TRECHO DA PÁGINA:
= = = =

Ocorre que, a dispensa da tributação do IPI por Ato do Poder Executivo só pode se dar por aplicação de “alíquota zero”, não se podendo cogitar, no presente caso, de falta de tributação por: 

a)    “isenção”, posto que a dispensa da tributação não foi instituída por lei;

ou

b)    “não incidência”, uma vez que a saída da farinha de trigo da indústria moageira é fato gerador do IPI, cfe. art. 46 do CTN e art. 2º. da Lei no. 4.502/64;

Portanto, considerando que a dispensa da tributação da farinha de trigo pelo Poder Executivo só pode se dar através do instituto da “alíquota zero”, fica claro que ao rotular esse produto como “não tributado” na TIPI, deve-se entender que o mesmo está sujeito à “alíquota zero”, atraindo o mesmo tratamento outorgado para esses produtos.

Nesse sentido já existem precedentes do TRF4, os quais aduzem:

TRIBUTÁRIO. IPI. NÃO-CUMULATIVIDADE. PRODUTO FINAL INCLUÍDO NA TABELA DA TIPI COMO 'NÃO-TRIBUTADO': DIREITO A CRÉDITO PELO TRIBUTO PAGO NA AQUISIÇÃO DE MATÉRIAS PRIMAS, PRODUTOS INTERMEDIÁRIOS E MATERIAL DE EMBALAGEM. LEI 9.779/99. REPERCUSSÃO GERAL. STF. RE Nº 562.980/SC. [...] 2 - Mesmo quando o produto final for isento do IPI ou sujeito a alíquota zero, terá o contribuinte direito ao crédito do tributo pago nas etapas intermediárias da industrialização. 3 - O "carvão vegetal" é uma substância obtida pela carbonização da madeira ou da lenha, operação que modifica a natureza dos insumos. Logo, é um produto industrializado (art. 46, parágrafo único, do CTN), e sua classificação na TIPI como 'não tributado' deve ser lido como 'sujeito à alíquota zero', gerando direito ao produtor de manter em sua contabilidade os créditos pelo IPI pago na aquisição de matérias primas, produtos intermediários e material de embalagem. [...] (TRF4, APELREEX 5003740-49.2012.404.7100, Primeira Turma, Relatora p/ Acórdão Maria de Fátima Freitas Labarrère, juntado aos autos em 27/03/2014)

= = = =

SUA TAREFA:
Com base no trecho acima sobre o IPI da farinha de trigo, responda:
(a) Segundo o trecho, por que a dispensa da tributação não pode ser considerada "isenção"?
(b) Quais dispositivos legais são citados para afirmar que a saída da farinha de trigo da indústria moageira é fato gerador do IPI?
(c) No precedente do TRF4 transcrito, como se obtém o "carvão vegetal"?

= = = =

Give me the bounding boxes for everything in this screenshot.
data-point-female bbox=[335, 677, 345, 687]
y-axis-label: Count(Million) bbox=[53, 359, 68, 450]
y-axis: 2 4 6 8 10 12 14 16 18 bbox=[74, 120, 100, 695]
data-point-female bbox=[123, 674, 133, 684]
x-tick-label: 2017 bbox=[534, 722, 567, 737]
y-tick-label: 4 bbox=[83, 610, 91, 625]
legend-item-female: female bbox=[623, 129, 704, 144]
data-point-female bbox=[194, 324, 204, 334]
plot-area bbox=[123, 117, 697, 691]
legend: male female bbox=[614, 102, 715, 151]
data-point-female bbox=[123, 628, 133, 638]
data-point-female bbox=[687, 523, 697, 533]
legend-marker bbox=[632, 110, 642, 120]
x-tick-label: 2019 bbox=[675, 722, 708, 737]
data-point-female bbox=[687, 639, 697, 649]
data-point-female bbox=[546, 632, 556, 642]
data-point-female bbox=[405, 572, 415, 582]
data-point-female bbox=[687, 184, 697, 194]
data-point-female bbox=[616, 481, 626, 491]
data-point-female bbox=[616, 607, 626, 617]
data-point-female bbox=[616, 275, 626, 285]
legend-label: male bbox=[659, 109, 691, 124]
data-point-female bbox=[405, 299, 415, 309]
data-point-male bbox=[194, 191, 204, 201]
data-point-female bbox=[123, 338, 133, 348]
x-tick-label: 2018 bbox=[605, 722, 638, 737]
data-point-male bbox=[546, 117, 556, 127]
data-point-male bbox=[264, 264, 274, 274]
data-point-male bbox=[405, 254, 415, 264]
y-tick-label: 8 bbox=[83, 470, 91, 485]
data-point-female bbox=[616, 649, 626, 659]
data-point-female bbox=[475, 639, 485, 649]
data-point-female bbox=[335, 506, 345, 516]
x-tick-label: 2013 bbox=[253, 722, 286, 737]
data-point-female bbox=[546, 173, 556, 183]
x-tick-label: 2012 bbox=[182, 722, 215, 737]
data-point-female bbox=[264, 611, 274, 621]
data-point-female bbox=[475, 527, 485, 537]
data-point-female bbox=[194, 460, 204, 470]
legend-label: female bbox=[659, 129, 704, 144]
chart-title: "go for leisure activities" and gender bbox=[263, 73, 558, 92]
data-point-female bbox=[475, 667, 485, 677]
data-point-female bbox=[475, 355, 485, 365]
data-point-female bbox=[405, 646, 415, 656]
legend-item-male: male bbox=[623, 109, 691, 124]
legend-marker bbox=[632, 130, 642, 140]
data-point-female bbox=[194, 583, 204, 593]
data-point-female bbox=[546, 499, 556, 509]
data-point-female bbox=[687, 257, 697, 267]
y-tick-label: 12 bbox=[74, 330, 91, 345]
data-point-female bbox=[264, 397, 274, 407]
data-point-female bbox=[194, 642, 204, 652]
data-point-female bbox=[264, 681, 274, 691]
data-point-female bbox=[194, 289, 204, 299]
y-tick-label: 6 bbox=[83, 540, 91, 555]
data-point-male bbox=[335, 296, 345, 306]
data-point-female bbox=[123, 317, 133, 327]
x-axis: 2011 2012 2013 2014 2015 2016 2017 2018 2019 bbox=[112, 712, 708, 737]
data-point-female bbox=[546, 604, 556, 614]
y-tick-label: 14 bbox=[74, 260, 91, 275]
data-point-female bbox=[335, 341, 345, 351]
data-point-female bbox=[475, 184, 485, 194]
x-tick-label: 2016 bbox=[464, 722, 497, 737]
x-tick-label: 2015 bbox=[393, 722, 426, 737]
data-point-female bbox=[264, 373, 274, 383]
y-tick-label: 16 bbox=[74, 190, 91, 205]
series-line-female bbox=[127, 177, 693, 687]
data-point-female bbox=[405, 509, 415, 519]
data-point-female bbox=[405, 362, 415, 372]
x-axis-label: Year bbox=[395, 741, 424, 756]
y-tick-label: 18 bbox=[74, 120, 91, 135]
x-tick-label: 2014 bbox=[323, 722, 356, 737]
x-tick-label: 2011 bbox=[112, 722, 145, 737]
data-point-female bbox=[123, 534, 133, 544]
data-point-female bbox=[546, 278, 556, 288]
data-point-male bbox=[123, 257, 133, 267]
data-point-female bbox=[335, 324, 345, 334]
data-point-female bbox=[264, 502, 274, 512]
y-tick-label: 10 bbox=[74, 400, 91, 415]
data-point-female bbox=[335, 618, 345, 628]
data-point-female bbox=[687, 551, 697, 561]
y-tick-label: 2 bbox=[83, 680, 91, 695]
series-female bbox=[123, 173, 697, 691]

= = = =

RESPOSTA FINAL:
(a) Porque a dispensa da tributação não foi instituída por lei.
(b) O art. 46 do CTN e o art. 2º da Lei nº 4.502/64.
(c) Pela carbonização da madeira ou da lenha.